Quote the entries in full, character for character, without their images.

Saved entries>

— BEGIN —

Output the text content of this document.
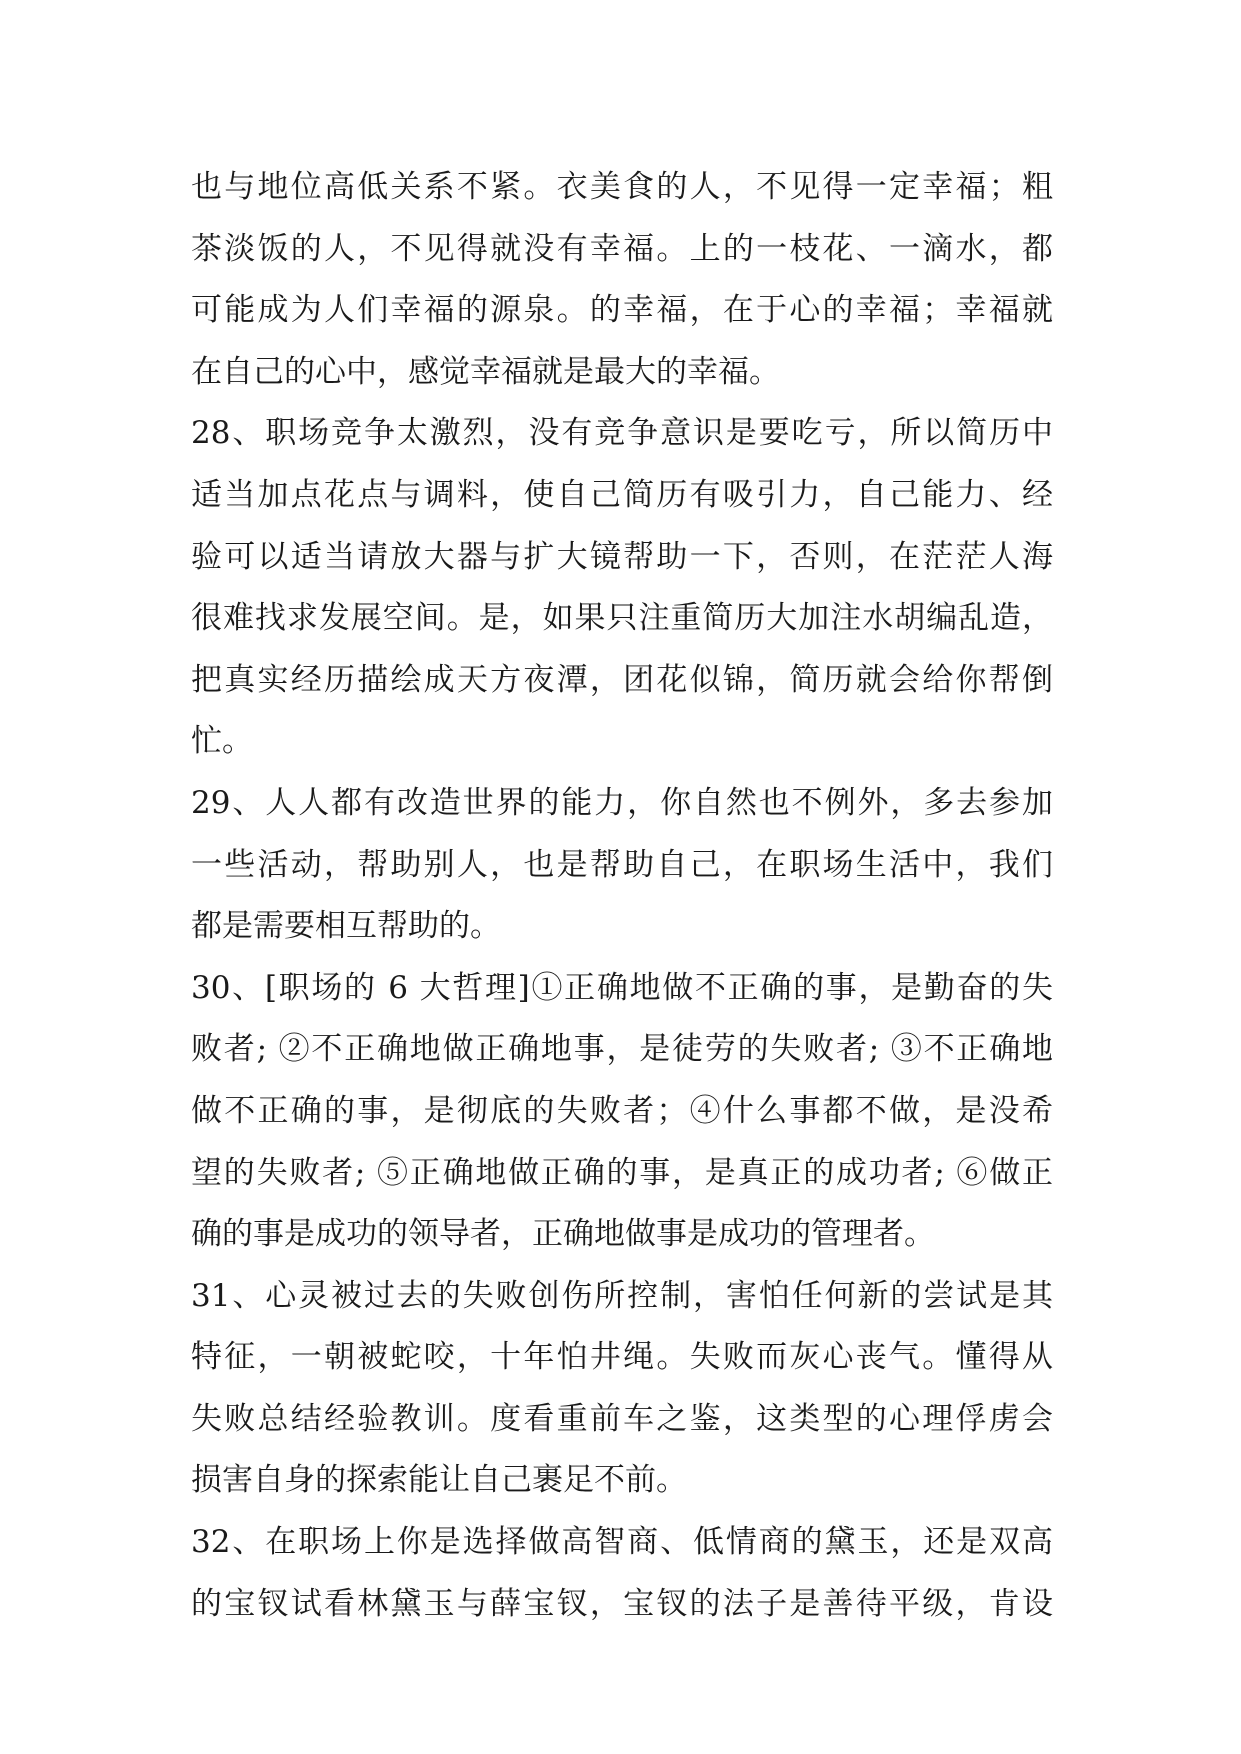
也与地位高低关系不紧。衣美食的人，不见得一定幸福；粗
茶淡饭的人，不见得就没有幸福。上的一枝花、一滴水，都
可能成为人们幸福的源泉。的幸福，在于心的幸福；幸福就
在自己的心中，感觉幸福就是最大的幸福。
28、职场竞争太激烈，没有竞争意识是要吃亏，所以简历中
适当加点花点与调料，使自己简历有吸引力，自己能力、经
验可以适当请放大器与扩大镜帮助一下，否则，在茫茫人海
很难找求发展空间。是，如果只注重简历大加注水胡编乱造，
把真实经历描绘成天方夜潭，团花似锦，简历就会给你帮倒
忙。
29、人人都有改造世界的能力，你自然也不例外，多去参加
一些活动，帮助别人，也是帮助自己，在职场生活中，我们
都是需要相互帮助的。
30、[职场的 6 大哲理]①正确地做不正确的事，是勤奋的失
败者; ②不正确地做正确地事，是徒劳的失败者; ③不正确地
做不正确的事，是彻底的失败者；④什么事都不做，是没希
望的失败者; ⑤正确地做正确的事，是真正的成功者; ⑥做正
确的事是成功的领导者，正确地做事是成功的管理者。
31、心灵被过去的失败创伤所控制，害怕任何新的尝试是其
特征，一朝被蛇咬，十年怕井绳。失败而灰心丧气。懂得从
失败总结经验教训。度看重前车之鉴，这类型的心理俘虏会
损害自身的探索能让自己裹足不前。
32、在职场上你是选择做高智商、低情商的黛玉，还是双高
的宝钗试看林黛玉与薛宝钗，宝钗的法子是善待平级，肯设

— END —

Written answer>
Output the text content of this document.
也与地位高低关系不紧。衣美食的人，不见得一定幸福；粗
茶淡饭的人，不见得就没有幸福。上的一枝花、一滴水，都
可能成为人们幸福的源泉。的幸福，在于心的幸福；幸福就
在自己的心中，感觉幸福就是最大的幸福。
28、职场竞争太激烈，没有竞争意识是要吃亏，所以简历中
适当加点花点与调料，使自己简历有吸引力，自己能力、经
验可以适当请放大器与扩大镜帮助一下，否则，在茫茫人海
很难找求发展空间。是，如果只注重简历大加注水胡编乱造，
把真实经历描绘成天方夜潭，团花似锦，简历就会给你帮倒
忙。
29、人人都有改造世界的能力，你自然也不例外，多去参加
一些活动，帮助别人，也是帮助自己，在职场生活中，我们
都是需要相互帮助的。
30、[职场的 6 大哲理]①正确地做不正确的事，是勤奋的失
败者; ②不正确地做正确地事，是徒劳的失败者; ③不正确地
做不正确的事，是彻底的失败者；④什么事都不做，是没希
望的失败者; ⑤正确地做正确的事，是真正的成功者; ⑥做正
确的事是成功的领导者，正确地做事是成功的管理者。
31、心灵被过去的失败创伤所控制，害怕任何新的尝试是其
特征，一朝被蛇咬，十年怕井绳。失败而灰心丧气。懂得从
失败总结经验教训。度看重前车之鉴，这类型的心理俘虏会
损害自身的探索能让自己裹足不前。
32、在职场上你是选择做高智商、低情商的黛玉，还是双高
的宝钗试看林黛玉与薛宝钗，宝钗的法子是善待平级，肯设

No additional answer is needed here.